§ **BRIEF**: Output all the data exactly. Pictures do not belong in the copy.

== DATA FOR THE TASK ==

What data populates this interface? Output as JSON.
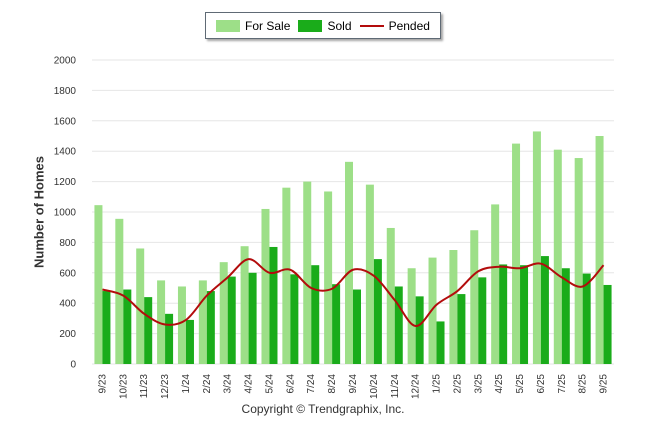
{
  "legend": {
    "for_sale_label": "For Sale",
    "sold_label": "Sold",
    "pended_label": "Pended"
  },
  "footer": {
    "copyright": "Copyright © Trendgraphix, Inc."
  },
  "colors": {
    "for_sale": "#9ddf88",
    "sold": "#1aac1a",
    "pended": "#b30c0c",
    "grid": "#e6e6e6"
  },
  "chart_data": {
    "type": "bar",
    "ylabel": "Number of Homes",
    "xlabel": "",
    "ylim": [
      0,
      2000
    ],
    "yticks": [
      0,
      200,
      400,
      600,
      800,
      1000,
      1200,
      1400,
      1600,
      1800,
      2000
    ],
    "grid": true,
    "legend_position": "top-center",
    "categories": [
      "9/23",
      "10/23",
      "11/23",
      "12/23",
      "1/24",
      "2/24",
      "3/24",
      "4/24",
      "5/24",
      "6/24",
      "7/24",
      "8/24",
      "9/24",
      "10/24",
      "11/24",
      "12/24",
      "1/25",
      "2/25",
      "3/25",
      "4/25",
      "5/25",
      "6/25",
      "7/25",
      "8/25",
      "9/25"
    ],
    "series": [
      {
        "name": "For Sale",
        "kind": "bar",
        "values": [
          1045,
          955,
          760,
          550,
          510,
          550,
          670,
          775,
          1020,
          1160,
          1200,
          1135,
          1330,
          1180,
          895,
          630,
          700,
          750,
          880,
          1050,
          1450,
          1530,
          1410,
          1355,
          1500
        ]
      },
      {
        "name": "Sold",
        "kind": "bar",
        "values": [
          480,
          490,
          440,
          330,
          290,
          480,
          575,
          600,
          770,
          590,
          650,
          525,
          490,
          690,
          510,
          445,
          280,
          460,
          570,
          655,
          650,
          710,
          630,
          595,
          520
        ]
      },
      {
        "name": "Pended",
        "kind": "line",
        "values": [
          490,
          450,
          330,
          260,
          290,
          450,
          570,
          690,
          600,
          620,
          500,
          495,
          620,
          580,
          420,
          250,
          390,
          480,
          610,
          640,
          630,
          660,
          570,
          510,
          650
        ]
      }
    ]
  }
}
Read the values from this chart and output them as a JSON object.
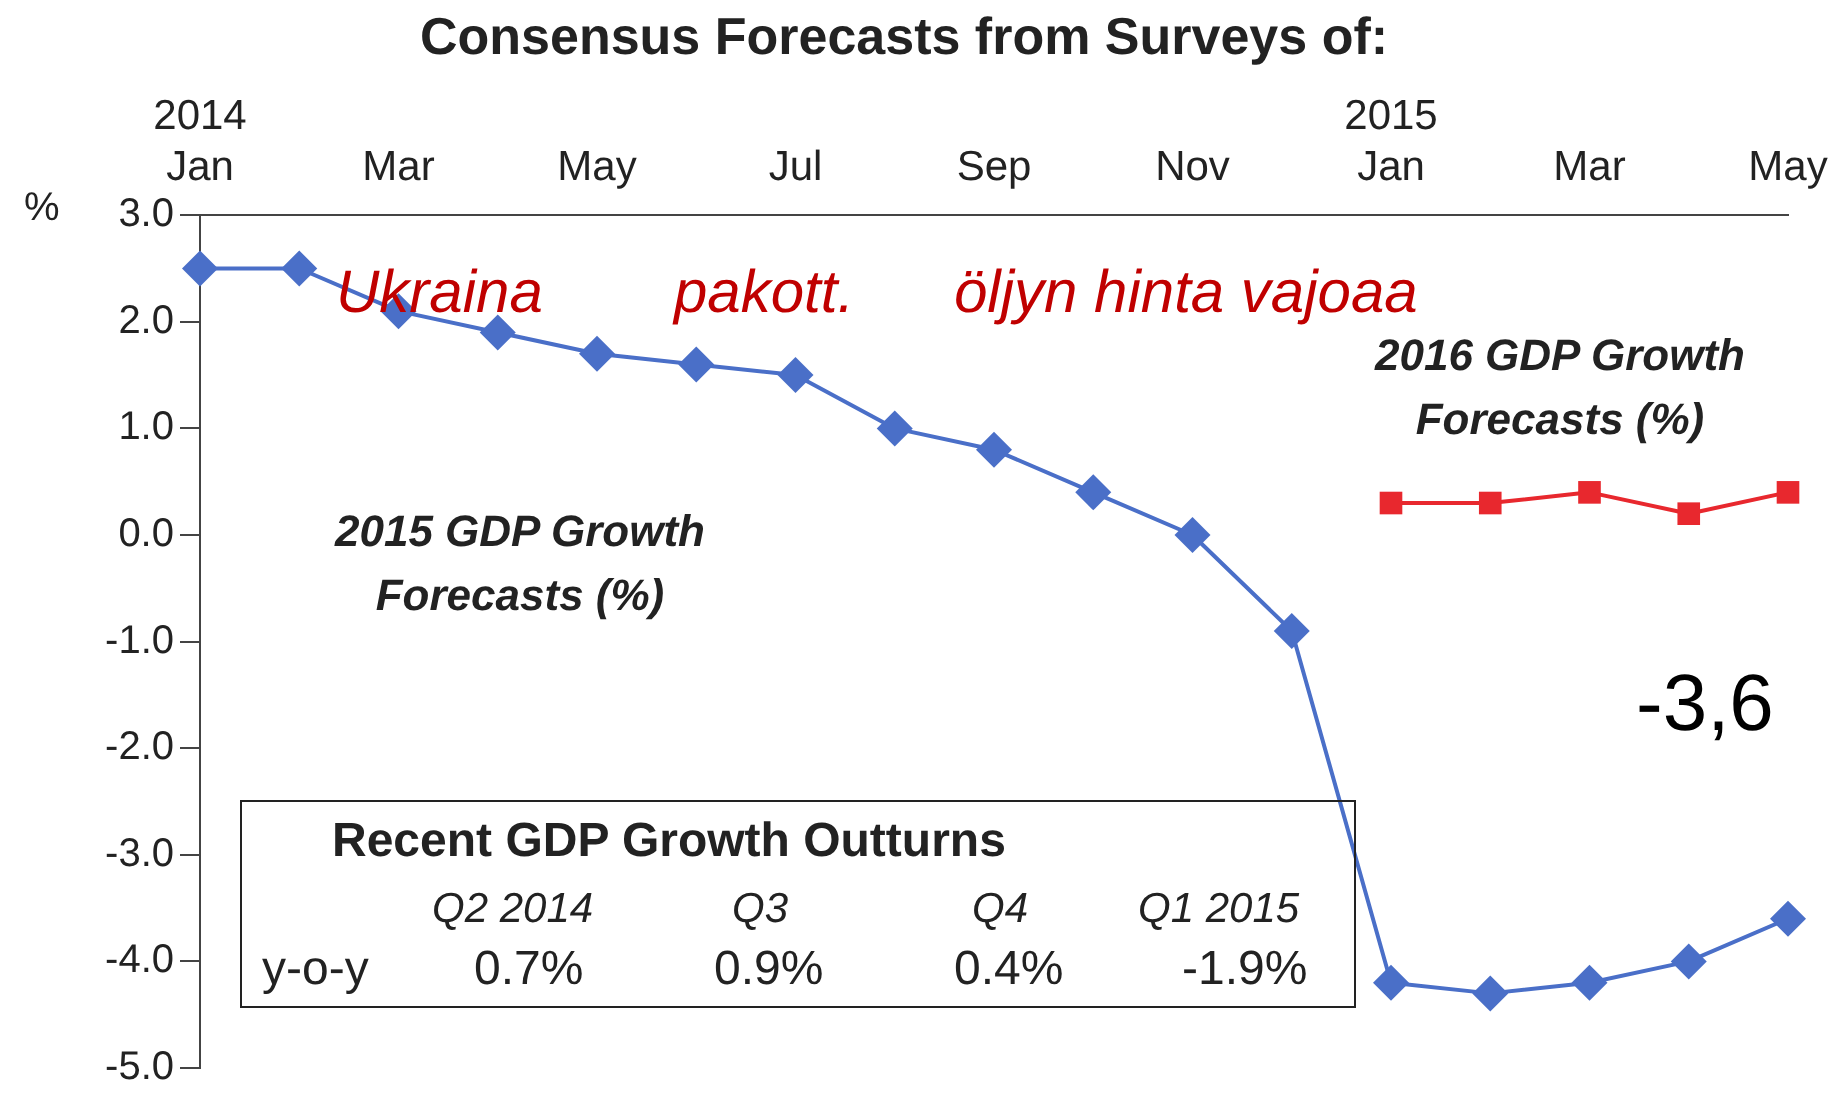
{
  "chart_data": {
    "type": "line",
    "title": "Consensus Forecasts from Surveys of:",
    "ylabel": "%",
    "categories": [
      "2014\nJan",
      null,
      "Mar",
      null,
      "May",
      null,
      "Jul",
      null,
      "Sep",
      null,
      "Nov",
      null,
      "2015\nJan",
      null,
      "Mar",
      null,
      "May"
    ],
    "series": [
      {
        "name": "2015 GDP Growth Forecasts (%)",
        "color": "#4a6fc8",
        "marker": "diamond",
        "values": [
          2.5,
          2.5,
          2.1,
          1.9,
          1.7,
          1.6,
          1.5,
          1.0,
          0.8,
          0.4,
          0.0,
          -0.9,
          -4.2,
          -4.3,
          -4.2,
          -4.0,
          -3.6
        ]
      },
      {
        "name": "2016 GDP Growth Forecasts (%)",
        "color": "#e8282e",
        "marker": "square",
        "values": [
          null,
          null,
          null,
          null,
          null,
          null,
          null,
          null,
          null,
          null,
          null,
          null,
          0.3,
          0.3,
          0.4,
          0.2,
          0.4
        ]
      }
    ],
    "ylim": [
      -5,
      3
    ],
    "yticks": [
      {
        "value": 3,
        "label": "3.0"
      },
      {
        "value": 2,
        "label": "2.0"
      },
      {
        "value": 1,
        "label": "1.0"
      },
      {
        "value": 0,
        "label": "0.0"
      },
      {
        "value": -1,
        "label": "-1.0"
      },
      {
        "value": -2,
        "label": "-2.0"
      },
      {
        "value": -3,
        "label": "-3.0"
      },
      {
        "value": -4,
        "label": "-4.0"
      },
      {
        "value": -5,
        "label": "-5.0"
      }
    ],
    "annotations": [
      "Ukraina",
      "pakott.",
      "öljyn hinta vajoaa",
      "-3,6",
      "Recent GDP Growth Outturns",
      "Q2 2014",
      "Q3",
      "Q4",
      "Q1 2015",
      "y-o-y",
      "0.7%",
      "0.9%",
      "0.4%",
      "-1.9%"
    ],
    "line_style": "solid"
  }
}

===

§ **ANSWER TO THIS TASK**:
What data populates this interface? Output as JSON.
{
  "legend": {
    "for_sale_label": "For Sale",
    "sold_label": "Sold",
    "pended_label": "Pended"
  },
  "footer": {
    "copyright": "Copyright © Trendgraphix, Inc."
  },
  "colors": {
    "for_sale": "#9ddf88",
    "sold": "#1aac1a",
    "pended": "#b30c0c",
    "grid": "#e6e6e6"
  },
  "chart_data": {
    "type": "bar",
    "ylabel": "Number of Homes",
    "xlabel": "",
    "ylim": [
      0,
      2000
    ],
    "yticks": [
      0,
      200,
      400,
      600,
      800,
      1000,
      1200,
      1400,
      1600,
      1800,
      2000
    ],
    "grid": true,
    "legend_position": "top-center",
    "categories": [
      "9/23",
      "10/23",
      "11/23",
      "12/23",
      "1/24",
      "2/24",
      "3/24",
      "4/24",
      "5/24",
      "6/24",
      "7/24",
      "8/24",
      "9/24",
      "10/24",
      "11/24",
      "12/24",
      "1/25",
      "2/25",
      "3/25",
      "4/25",
      "5/25",
      "6/25",
      "7/25",
      "8/25",
      "9/25"
    ],
    "series": [
      {
        "name": "For Sale",
        "kind": "bar",
        "values": [
          1045,
          955,
          760,
          550,
          510,
          550,
          670,
          775,
          1020,
          1160,
          1200,
          1135,
          1330,
          1180,
          895,
          630,
          700,
          750,
          880,
          1050,
          1450,
          1530,
          1410,
          1355,
          1500
        ]
      },
      {
        "name": "Sold",
        "kind": "bar",
        "values": [
          480,
          490,
          440,
          330,
          290,
          480,
          575,
          600,
          770,
          590,
          650,
          525,
          490,
          690,
          510,
          445,
          280,
          460,
          570,
          655,
          650,
          710,
          630,
          595,
          520
        ]
      },
      {
        "name": "Pended",
        "kind": "line",
        "values": [
          490,
          450,
          330,
          260,
          290,
          450,
          570,
          690,
          600,
          620,
          500,
          495,
          620,
          580,
          420,
          250,
          390,
          480,
          610,
          640,
          630,
          660,
          570,
          510,
          650
        ]
      }
    ]
  }
}
Read the values from this chart and output them as a JSON object.
{
  "chart_data": {
    "type": "line",
    "title": "Consensus Forecasts from Surveys of:",
    "ylabel": "%",
    "categories": [
      "2014\nJan",
      null,
      "Mar",
      null,
      "May",
      null,
      "Jul",
      null,
      "Sep",
      null,
      "Nov",
      null,
      "2015\nJan",
      null,
      "Mar",
      null,
      "May"
    ],
    "series": [
      {
        "name": "2015 GDP Growth Forecasts (%)",
        "color": "#4a6fc8",
        "marker": "diamond",
        "values": [
          2.5,
          2.5,
          2.1,
          1.9,
          1.7,
          1.6,
          1.5,
          1.0,
          0.8,
          0.4,
          0.0,
          -0.9,
          -4.2,
          -4.3,
          -4.2,
          -4.0,
          -3.6
        ]
      },
      {
        "name": "2016 GDP Growth Forecasts (%)",
        "color": "#e8282e",
        "marker": "square",
        "values": [
          null,
          null,
          null,
          null,
          null,
          null,
          null,
          null,
          null,
          null,
          null,
          null,
          0.3,
          0.3,
          0.4,
          0.2,
          0.4
        ]
      }
    ],
    "ylim": [
      -5,
      3
    ],
    "yticks": [
      {
        "value": 3,
        "label": "3.0"
      },
      {
        "value": 2,
        "label": "2.0"
      },
      {
        "value": 1,
        "label": "1.0"
      },
      {
        "value": 0,
        "label": "0.0"
      },
      {
        "value": -1,
        "label": "-1.0"
      },
      {
        "value": -2,
        "label": "-2.0"
      },
      {
        "value": -3,
        "label": "-3.0"
      },
      {
        "value": -4,
        "label": "-4.0"
      },
      {
        "value": -5,
        "label": "-5.0"
      }
    ],
    "annotations": [
      "Ukraina",
      "pakott.",
      "öljyn hinta vajoaa",
      "-3,6",
      "Recent GDP Growth Outturns",
      "Q2 2014",
      "Q3",
      "Q4",
      "Q1 2015",
      "y-o-y",
      "0.7%",
      "0.9%",
      "0.4%",
      "-1.9%"
    ],
    "line_style": "solid"
  }
}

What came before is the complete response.